---------- Textauszug ----------

S. 200Sie liegen da. Auf dem Boden. Auf der Straße. Die Frauen. So viele Frauen. Sie liegen einfach da. Reglos. Still. Sie sagen nichts. Kein Wort. Was geschieht hier? Was passiert, wenn die Frauen einfach ihre Arbeit niederlegen? Nicht mehr das tun, was sie immer getan haben? Nicht mehr das tun, was von ihnen erwartet wird?
Nichts hat sich verändert. Hinter allen Arten des Unrechts steckt dasselbe Problem, dass wir nicht gehört, nicht gesehen, nicht geachtet werden.
S. 173Die Welt verliert ihre gewohnte Ordnung. Scheint aus dem Takt geraten zu sein. An einem Sonntag im Juni liegen Frauen plötzlich auf der Straße. Ganz ruhig liegen sie da im stillen Protest. Hier kreuzen sich die Wege von Ruth, Elin und Nuri. Ruth ist Mitte fünfzig und arbeitet als Pflegefachkraft im Krankenhaus. Ihr Pflichtgefühl anderen gegenüber scheint unerschöpflich zu sein. Sie ist müde von den vielen Stunden, die sie im Krankenhaus arbeitet und doch erscheint sie immer wieder zum Dienst, springt für andere ein. Sie ist da. Elin, Anfang zwanzig, ist eine erfolgreiche Influencerin. Sie kämpft nicht nur täglich mit Anfeindungen im Netz, sondern auch mit dem, was ihr passiert ist, von dem sie nicht weiß, ob es Gewalt war. Nuri hat die Schule abgebrochen und versucht sich mit seinen neunzehn Jahren als Fahrradkurier, Bettenschubser und Barkeeper über Wasser zu halten. Das System und die patriarchalen Strukturen bekommen Risse. Beginnen zu bröckeln ohne die Frauen. Ruth, Elin und Nuri haben die Chance auf Veränderung, denn es ist der Beginn einer Revolte.
Die Frauen liegen da wie hingeworfen, ihre Körper scheinen keinem Muster zu folgen. Sie sehen aus wie etwas Zerschmettertes. Aber verletzt sind sie nicht.

----------

** Deine Aufgaben **
(A) Gib aus dem Textauszug über den stillen Protest der Frauen alles von „S. 200Sie liegen“ bis hinunter zu „ihnen erwartet wird?“ wieder und ersetze dabei „Frauen“ durch „Menschen“.
(B) Führe den Textauszug über den stillen Protest der Frauen nach seinem letzten Satz weiter.
Die Zeilen darunter sind eigenständiges Material und gehören nicht zum Textauszug.

---------- Bereitgestelltes Material ----------

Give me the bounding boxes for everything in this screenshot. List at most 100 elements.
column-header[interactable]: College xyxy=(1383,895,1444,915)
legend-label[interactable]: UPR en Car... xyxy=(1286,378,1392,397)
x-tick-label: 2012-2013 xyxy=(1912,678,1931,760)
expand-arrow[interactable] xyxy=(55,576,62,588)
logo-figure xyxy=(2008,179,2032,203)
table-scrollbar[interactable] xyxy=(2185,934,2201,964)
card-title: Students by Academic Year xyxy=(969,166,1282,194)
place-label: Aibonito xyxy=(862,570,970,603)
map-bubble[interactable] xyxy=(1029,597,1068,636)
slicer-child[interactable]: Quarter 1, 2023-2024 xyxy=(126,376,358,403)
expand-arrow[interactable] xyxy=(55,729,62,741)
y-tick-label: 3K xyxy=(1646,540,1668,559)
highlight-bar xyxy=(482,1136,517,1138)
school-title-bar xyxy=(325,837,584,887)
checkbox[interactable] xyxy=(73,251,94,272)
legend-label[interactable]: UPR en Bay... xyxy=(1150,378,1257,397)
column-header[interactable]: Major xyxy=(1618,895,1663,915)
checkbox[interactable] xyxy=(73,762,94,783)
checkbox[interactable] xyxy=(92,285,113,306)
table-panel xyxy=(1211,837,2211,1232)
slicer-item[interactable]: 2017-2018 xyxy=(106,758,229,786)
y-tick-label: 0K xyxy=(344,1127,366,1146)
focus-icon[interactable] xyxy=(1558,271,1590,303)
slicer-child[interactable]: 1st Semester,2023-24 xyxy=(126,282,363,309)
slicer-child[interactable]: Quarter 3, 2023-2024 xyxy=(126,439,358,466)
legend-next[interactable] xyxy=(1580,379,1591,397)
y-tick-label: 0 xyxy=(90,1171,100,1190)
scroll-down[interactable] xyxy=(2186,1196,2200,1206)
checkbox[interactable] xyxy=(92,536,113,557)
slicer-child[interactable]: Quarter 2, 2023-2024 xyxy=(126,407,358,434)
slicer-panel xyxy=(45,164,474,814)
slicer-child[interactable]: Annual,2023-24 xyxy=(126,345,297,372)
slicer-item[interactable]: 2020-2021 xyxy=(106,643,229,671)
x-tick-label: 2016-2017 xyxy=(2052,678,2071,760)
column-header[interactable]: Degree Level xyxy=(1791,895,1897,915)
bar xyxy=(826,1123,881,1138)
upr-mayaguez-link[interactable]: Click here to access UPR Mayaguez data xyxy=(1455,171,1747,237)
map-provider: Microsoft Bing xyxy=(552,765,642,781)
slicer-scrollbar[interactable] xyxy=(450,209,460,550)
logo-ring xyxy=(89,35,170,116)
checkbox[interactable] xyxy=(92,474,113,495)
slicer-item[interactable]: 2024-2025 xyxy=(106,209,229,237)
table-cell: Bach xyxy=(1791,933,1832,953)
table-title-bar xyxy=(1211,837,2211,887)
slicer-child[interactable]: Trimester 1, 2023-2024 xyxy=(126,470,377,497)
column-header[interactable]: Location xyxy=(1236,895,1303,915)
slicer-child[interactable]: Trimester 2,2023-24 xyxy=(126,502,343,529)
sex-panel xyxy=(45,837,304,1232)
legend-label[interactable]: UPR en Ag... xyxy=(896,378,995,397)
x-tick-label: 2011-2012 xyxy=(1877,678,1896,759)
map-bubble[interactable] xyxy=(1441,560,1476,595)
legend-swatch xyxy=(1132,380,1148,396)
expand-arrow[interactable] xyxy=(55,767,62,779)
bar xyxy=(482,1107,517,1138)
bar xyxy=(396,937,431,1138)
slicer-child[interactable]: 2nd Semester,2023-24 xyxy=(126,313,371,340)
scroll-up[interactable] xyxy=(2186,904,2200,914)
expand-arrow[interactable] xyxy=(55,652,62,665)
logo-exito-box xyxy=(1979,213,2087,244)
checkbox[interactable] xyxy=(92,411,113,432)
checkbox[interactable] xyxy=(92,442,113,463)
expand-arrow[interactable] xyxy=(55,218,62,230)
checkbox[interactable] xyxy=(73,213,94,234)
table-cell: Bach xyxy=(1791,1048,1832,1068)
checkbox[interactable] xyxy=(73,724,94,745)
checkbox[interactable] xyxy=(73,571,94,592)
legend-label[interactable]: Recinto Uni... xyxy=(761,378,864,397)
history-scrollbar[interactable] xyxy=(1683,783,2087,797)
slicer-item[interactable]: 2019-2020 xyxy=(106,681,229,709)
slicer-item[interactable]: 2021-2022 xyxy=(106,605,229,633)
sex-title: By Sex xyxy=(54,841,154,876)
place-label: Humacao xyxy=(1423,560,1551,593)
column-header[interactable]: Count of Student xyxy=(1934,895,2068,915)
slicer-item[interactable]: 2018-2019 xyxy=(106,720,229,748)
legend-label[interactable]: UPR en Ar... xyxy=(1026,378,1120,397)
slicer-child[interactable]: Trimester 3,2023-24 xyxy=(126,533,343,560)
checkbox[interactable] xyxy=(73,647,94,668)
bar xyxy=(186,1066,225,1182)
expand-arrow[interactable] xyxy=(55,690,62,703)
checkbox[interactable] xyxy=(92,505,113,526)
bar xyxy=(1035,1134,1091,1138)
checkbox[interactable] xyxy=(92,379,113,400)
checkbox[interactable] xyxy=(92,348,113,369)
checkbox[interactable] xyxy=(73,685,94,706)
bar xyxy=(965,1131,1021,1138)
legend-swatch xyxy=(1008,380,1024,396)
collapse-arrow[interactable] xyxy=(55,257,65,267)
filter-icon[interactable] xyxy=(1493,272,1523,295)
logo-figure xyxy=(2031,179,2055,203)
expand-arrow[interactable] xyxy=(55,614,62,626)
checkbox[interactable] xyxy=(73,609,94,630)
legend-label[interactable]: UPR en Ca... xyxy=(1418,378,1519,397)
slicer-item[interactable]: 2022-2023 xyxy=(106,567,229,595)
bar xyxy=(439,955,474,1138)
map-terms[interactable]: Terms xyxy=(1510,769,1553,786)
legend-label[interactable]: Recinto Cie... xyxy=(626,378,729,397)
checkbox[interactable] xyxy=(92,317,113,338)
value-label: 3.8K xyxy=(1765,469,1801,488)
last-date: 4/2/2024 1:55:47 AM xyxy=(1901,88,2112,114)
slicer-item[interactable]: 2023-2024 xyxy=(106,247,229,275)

----------

** Antworten je Aufgabe **
(A)
S. 200Sie liegen da. Auf dem Boden. Auf der Straße. Die Menschen. So viele Menschen. Sie liegen einfach da. Reglos. Still. Sie sagen nichts. Kein Wort. Was geschieht hier? Was passiert, wenn die Menschen einfach ihre Arbeit niederlegen? Nicht mehr das tun, was sie immer getan haben? Nicht mehr das tun, was von ihnen erwartet wird?

(B)
S. 96In dem neuen Roman von Mareike Fallwickl „Und alle so still“ geht es um die Kraft der Verweigerung und darum, was passiert, wenn Frauen ihre Arbeit niederlegen. Es geht um die Frage der Machtverteilung, um Pflegenotstand im Gesundheitswesen und um prekäre Lebens- und Arbeitssituationen. Die Autorin erzählt nicht nur abwechselnd aus der Perspektive ihrer drei Figuren, man hört auch andere Stimmen – drei ganz besondere Stimmen: die Pistole. Die Gebärmutter. Und die Berichterstattung.
Mareike Fallwickl schreibt radikal und mitreißend über Ohnmacht und Wut. Widerstand und Mut. Über weiblichen Zusammenhalt und Solidarität unter Frauen. Und was das auslösen kann. Welche Macht das haben könnte. Dieses Buch öffnet neue Räume und Wege für mehr Wertschätzung, Ehrlichkeit und Veränderung. Dieses Buch ist ein Weckruf. Ein lauter und zugleich stummer Aufschrei. Es ist Provokation und Rebellion. Es ist Heilung. Es ist die Befreiung aus der Unterdrückung des Patriarchats. Ein Plädoyer für Zwischenmenschlichkeit. Es ist female Empowerment. Und vor allem ist es kraftvolle literarische Radikalität.
Die Stille ist steinern und massiv, sie haben sich hier abgelegt und sind in Wahrheit längst wo anders.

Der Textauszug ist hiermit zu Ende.